PASSAGE
Hello, everyone
I don't know this problem, recalibration matrix and Deduplication matrix read size.
At the first, I used the tools Gatk DeduplicationSpark and the step is dedup.bam -> recal.bam But, I will check the matrix so is very strange. Because dedup total read size example) 700,000 -> recal is example) 1,900,000 what happened to increase read size?
I think two problems. or more than the problem.
- original data experiments problem
or
- Gatk DeduplicationSpark optional is a problem ( check the opticalDuplicatePixelDistance ? or default size? )
====================================================== Example data)
- Dedup.bam matrix
LIBRARY UNPAIRED_READS_EXAMINED READ_PAIRS_EXAMINED UNMAPPED_READS UNPAIRED_READ_DUPLICATES READ_PAIR_DUPLICATES READ_PAIR_OPTICAL_DUPLICATES PERCENT_DUPLICATION ESTIMATED_LIBRARY_SIZE Unknown Library 380347 72110005 327484 615657 257747 4243867 ...

STORED DATA
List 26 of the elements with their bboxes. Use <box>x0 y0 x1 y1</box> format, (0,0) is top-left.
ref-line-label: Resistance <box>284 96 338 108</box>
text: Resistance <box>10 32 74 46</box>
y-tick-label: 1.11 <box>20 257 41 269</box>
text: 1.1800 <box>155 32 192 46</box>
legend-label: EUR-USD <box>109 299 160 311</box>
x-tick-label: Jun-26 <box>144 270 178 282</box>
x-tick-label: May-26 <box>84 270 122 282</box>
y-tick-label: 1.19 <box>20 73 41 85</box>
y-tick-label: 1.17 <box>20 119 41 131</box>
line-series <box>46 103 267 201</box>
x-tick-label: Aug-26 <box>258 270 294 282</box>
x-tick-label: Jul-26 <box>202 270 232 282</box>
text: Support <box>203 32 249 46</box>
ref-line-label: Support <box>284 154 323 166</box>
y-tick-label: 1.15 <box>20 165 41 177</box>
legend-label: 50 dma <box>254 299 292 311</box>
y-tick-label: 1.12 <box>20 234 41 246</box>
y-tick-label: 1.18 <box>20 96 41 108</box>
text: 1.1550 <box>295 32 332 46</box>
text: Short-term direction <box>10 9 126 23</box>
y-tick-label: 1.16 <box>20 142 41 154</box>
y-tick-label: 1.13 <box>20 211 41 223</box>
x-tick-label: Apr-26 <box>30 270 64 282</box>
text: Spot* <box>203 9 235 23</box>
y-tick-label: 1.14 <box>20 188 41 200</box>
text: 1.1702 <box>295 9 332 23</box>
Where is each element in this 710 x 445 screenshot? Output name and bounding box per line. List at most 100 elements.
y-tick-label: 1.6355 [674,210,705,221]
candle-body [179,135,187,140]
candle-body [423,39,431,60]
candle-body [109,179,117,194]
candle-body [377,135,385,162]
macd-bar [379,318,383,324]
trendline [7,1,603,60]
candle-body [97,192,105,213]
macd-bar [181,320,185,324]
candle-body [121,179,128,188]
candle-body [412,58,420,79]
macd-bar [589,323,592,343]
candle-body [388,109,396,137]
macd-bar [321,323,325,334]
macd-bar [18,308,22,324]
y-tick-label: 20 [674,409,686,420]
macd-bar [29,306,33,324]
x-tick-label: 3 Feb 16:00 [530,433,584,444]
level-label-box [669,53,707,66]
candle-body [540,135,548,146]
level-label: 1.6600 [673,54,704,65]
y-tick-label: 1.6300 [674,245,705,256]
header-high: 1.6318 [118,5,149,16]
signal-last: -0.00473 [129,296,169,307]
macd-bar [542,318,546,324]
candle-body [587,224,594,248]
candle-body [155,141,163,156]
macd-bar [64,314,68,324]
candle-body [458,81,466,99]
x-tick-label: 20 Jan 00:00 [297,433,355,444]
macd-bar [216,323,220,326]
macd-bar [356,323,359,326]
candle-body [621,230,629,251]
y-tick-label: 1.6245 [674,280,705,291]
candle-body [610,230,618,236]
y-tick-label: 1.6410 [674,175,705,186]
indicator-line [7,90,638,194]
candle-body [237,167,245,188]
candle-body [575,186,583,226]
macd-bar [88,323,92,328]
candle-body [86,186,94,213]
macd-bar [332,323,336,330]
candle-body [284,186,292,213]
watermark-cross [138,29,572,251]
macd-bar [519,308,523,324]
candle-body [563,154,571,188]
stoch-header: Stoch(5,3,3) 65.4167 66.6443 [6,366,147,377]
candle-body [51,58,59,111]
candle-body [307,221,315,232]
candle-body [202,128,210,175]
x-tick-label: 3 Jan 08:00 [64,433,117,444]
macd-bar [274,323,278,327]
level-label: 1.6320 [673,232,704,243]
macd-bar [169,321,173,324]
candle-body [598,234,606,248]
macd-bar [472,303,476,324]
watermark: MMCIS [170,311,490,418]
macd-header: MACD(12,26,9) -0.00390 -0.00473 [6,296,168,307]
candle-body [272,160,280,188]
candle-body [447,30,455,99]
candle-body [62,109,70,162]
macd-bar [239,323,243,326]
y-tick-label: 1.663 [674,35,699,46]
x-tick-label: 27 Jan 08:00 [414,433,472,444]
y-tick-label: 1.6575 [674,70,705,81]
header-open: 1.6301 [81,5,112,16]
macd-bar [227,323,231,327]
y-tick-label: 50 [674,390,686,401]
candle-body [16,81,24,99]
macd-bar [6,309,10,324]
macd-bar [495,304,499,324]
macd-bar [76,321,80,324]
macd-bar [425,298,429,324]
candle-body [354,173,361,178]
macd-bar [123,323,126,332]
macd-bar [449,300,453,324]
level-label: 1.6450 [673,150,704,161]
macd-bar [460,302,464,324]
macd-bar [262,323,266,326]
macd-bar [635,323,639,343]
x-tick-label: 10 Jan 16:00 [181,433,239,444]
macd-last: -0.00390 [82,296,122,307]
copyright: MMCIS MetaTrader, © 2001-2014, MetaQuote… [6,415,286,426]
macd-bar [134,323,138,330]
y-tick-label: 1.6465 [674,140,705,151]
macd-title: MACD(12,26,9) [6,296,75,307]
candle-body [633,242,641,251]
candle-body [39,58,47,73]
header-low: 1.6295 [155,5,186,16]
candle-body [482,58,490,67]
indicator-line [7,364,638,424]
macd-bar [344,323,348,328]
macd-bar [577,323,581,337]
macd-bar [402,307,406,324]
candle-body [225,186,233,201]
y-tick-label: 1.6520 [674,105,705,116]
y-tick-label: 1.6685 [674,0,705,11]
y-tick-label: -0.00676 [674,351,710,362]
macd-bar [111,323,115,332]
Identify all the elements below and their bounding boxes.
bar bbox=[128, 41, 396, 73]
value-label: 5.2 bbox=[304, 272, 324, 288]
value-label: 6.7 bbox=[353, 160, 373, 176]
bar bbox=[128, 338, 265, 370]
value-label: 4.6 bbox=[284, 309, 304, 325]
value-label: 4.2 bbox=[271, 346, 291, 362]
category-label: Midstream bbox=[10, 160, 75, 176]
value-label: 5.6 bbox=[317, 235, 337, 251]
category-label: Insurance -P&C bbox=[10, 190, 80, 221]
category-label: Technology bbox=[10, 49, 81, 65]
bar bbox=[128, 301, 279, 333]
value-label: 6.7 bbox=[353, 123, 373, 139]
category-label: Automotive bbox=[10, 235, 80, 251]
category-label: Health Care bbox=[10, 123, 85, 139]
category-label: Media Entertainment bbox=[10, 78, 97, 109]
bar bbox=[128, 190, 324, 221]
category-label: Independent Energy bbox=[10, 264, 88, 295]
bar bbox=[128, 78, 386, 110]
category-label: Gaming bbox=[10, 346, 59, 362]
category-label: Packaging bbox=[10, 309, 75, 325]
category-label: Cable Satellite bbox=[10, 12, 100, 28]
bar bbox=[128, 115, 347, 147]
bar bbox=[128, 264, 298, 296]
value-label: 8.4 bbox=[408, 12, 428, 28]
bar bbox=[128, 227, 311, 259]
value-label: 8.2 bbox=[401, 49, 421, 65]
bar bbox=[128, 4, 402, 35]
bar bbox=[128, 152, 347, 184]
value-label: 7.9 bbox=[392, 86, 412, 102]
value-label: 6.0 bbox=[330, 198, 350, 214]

TASK DESCRIPTION
Finish the next part of the forum post about read counts rising between the GATK deduplication and recalibration steps, starting after its last line. The items that come after the forum post are separate material and have nothing to do with it.

TASK RESULT
- recal.bam matrix
- BAIT_SET BAIT_TERRITORY BAIT_DESIGN_EFFICIENCY ON_BAIT_BASES NEAR_BAIT_BASES OFF_BAIT_BASES PCT_SELECTED_BASES PCT_OFF_BAIT ON_BAIT_VS_SELECTED MEAN_BAIT_COVERAGE PCT_USABLE_BASES_ON_BAIT PCT_USABLE_BASES_ON_TARGET FOLD_ENRICHMENT HS_LIBRARY_SIZE HS_PENALTY_10 36632661 1 11542540300 4893421367 0 1 0 0.702273 315.088776 0.700896 0.403819 59.46704 471059915 ...
Best regards.